[Goal of the exercise]:
Are you able to quote each entry exactly as written?
** Begin Material provided **
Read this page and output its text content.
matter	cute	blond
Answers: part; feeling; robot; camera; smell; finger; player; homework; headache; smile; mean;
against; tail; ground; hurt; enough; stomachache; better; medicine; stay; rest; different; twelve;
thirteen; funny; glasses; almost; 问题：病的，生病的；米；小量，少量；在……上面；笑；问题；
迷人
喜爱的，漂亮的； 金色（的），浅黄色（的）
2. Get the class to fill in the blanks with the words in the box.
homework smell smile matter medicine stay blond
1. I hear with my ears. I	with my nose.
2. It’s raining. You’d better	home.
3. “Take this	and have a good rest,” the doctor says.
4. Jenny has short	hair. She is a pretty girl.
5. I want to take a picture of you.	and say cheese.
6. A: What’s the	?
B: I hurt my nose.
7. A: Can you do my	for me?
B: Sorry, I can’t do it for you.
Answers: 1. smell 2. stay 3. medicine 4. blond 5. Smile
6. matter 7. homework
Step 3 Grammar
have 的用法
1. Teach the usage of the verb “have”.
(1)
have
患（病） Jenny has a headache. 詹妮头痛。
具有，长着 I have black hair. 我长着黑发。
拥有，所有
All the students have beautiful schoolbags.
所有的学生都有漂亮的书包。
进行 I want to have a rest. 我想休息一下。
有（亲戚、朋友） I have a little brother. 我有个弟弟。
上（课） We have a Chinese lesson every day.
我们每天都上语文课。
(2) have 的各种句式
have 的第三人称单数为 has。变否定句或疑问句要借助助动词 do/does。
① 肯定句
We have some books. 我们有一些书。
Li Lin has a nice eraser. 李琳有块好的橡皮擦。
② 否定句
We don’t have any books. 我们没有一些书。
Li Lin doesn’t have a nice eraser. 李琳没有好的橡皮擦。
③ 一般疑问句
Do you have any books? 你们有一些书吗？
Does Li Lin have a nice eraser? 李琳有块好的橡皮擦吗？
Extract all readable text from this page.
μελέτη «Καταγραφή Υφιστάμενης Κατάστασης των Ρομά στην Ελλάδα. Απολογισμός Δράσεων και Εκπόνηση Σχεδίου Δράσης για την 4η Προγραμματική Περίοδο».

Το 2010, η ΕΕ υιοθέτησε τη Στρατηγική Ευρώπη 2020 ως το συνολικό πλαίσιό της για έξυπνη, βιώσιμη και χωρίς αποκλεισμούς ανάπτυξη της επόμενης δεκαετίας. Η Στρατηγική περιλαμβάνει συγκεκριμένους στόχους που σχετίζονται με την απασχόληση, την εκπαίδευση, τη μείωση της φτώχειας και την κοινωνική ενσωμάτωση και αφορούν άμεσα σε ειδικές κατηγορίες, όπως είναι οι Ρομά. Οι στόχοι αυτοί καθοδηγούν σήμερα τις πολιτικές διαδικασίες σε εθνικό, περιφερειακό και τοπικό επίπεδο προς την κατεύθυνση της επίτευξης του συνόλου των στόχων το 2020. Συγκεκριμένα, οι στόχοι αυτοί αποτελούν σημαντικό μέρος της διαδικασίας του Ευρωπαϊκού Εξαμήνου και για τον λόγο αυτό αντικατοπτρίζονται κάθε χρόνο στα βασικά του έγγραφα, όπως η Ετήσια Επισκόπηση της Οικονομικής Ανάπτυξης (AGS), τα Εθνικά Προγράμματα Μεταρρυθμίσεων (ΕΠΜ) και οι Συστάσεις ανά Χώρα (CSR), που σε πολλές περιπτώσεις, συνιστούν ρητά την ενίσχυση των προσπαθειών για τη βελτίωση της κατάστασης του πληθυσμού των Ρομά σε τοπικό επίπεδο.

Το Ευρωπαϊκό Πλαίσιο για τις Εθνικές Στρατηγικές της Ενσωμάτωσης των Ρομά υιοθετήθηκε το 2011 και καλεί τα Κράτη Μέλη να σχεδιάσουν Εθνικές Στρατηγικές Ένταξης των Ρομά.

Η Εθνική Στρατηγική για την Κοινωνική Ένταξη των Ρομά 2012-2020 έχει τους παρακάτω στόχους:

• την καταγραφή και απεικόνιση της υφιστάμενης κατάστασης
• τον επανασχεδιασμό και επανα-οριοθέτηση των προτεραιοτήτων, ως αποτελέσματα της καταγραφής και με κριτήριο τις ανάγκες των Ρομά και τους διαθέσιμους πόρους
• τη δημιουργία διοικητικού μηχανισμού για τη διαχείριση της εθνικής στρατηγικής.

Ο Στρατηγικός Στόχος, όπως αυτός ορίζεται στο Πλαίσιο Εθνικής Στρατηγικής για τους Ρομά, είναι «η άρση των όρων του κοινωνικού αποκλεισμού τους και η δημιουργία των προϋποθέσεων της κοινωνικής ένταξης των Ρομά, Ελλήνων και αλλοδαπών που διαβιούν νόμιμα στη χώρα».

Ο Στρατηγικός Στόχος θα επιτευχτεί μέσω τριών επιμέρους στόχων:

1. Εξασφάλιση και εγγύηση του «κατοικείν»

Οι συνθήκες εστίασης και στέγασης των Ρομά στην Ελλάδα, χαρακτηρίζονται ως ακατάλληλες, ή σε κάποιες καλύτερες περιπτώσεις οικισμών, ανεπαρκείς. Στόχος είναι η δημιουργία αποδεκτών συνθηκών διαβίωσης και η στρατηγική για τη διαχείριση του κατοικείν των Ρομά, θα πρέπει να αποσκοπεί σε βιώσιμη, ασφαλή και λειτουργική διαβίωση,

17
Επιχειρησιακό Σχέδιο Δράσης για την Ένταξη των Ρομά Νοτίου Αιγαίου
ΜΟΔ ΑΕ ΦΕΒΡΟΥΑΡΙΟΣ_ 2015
** End Material provided **
[Correct response]:
Read this page and output its text content.
matter	cute	blond
Answers: part; feeling; robot; camera; smell; finger; player; homework; headache; smile; mean;
against; tail; ground; hurt; enough; stomachache; better; medicine; stay; rest; different; twelve;
thirteen; funny; glasses; almost; 问题：病的，生病的；米；小量，少量；在……上面；笑；问题；
迷人
喜爱的，漂亮的； 金色（的），浅黄色（的）
2. Get the class to fill in the blanks with the words in the box.
homework smell smile matter medicine stay blond
1. I hear with my ears. I	with my nose.
2. It’s raining. You’d better	home.
3. “Take this	and have a good rest,” the doctor says.
4. Jenny has short	hair. She is a pretty girl.
5. I want to take a picture of you.	and say cheese.
6. A: What’s the	?
B: I hurt my nose.
7. A: Can you do my	for me?
B: Sorry, I can’t do it for you.
Answers: 1. smell 2. stay 3. medicine 4. blond 5. Smile
6. matter 7. homework
Step 3 Grammar
have 的用法
1. Teach the usage of the verb “have”.
(1)
have
患（病） Jenny has a headache. 詹妮头痛。
具有，长着 I have black hair. 我长着黑发。
拥有，所有
All the students have beautiful schoolbags.
所有的学生都有漂亮的书包。
进行 I want to have a rest. 我想休息一下。
有（亲戚、朋友） I have a little brother. 我有个弟弟。
上（课） We have a Chinese lesson every day.
我们每天都上语文课。
(2) have 的各种句式
have 的第三人称单数为 has。变否定句或疑问句要借助助动词 do/does。
① 肯定句
We have some books. 我们有一些书。
Li Lin has a nice eraser. 李琳有块好的橡皮擦。
② 否定句
We don’t have any books. 我们没有一些书。
Li Lin doesn’t have a nice eraser. 李琳没有好的橡皮擦。
③ 一般疑问句
Do you have any books? 你们有一些书吗？
Does Li Lin have a nice eraser? 李琳有块好的橡皮擦吗？
Extract all readable text from this page.
μελέτη «Καταγραφή Υφιστάμενης Κατάστασης των Ρομά στην Ελλάδα. Απολογισμός Δράσεων και Εκπόνηση Σχεδίου Δράσης για την 4η Προγραμματική Περίοδο».

Το 2010, η ΕΕ υιοθέτησε τη Στρατηγική Ευρώπη 2020 ως το συνολικό πλαίσιό της για έξυπνη, βιώσιμη και χωρίς αποκλεισμούς ανάπτυξη της επόμενης δεκαετίας. Η Στρατηγική περιλαμβάνει συγκεκριμένους στόχους που σχετίζονται με την απασχόληση, την εκπαίδευση, τη μείωση της φτώχειας και την κοινωνική ενσωμάτωση και αφορούν άμεσα σε ειδικές κατηγορίες, όπως είναι οι Ρομά. Οι στόχοι αυτοί καθοδηγούν σήμερα τις πολιτικές διαδικασίες σε εθνικό, περιφερειακό και τοπικό επίπεδο προς την κατεύθυνση της επίτευξης του συνόλου των στόχων το 2020. Συγκεκριμένα, οι στόχοι αυτοί αποτελούν σημαντικό μέρος της διαδικασίας του Ευρωπαϊκού Εξαμήνου και για τον λόγο αυτό αντικατοπτρίζονται κάθε χρόνο στα βασικά του έγγραφα, όπως η Ετήσια Επισκόπηση της Οικονομικής Ανάπτυξης (AGS), τα Εθνικά Προγράμματα Μεταρρυθμίσεων (ΕΠΜ) και οι Συστάσεις ανά Χώρα (CSR), που σε πολλές περιπτώσεις, συνιστούν ρητά την ενίσχυση των προσπαθειών για τη βελτίωση της κατάστασης του πληθυσμού των Ρομά σε τοπικό επίπεδο.

Το Ευρωπαϊκό Πλαίσιο για τις Εθνικές Στρατηγικές της Ενσωμάτωσης των Ρομά υιοθετήθηκε το 2011 και καλεί τα Κράτη Μέλη να σχεδιάσουν Εθνικές Στρατηγικές Ένταξης των Ρομά.

Η Εθνική Στρατηγική για την Κοινωνική Ένταξη των Ρομά 2012-2020 έχει τους παρακάτω στόχους:

• την καταγραφή και απεικόνιση της υφιστάμενης κατάστασης
• τον επανασχεδιασμό και επανα-οριοθέτηση των προτεραιοτήτων, ως αποτελέσματα της καταγραφής και με κριτήριο τις ανάγκες των Ρομά και τους διαθέσιμους πόρους
• τη δημιουργία διοικητικού μηχανισμού για τη διαχείριση της εθνικής στρατηγικής.

Ο Στρατηγικός Στόχος, όπως αυτός ορίζεται στο Πλαίσιο Εθνικής Στρατηγικής για τους Ρομά, είναι «η άρση των όρων του κοινωνικού αποκλεισμού τους και η δημιουργία των προϋποθέσεων της κοινωνικής ένταξης των Ρομά, Ελλήνων και αλλοδαπών που διαβιούν νόμιμα στη χώρα».

Ο Στρατηγικός Στόχος θα επιτευχτεί μέσω τριών επιμέρους στόχων:

1. Εξασφάλιση και εγγύηση του «κατοικείν»

Οι συνθήκες εστίασης και στέγασης των Ρομά στην Ελλάδα, χαρακτηρίζονται ως ακατάλληλες, ή σε κάποιες καλύτερες περιπτώσεις οικισμών, ανεπαρκείς. Στόχος είναι η δημιουργία αποδεκτών συνθηκών διαβίωσης και η στρατηγική για τη διαχείριση του κατοικείν των Ρομά, θα πρέπει να αποσκοπεί σε βιώσιμη, ασφαλή και λειτουργική διαβίωση,

17
Επιχειρησιακό Σχέδιο Δράσης για την Ένταξη των Ρομά Νοτίου Αιγαίου
ΜΟΔ ΑΕ ΦΕΒΡΟΥΑΡΙΟΣ_ 2015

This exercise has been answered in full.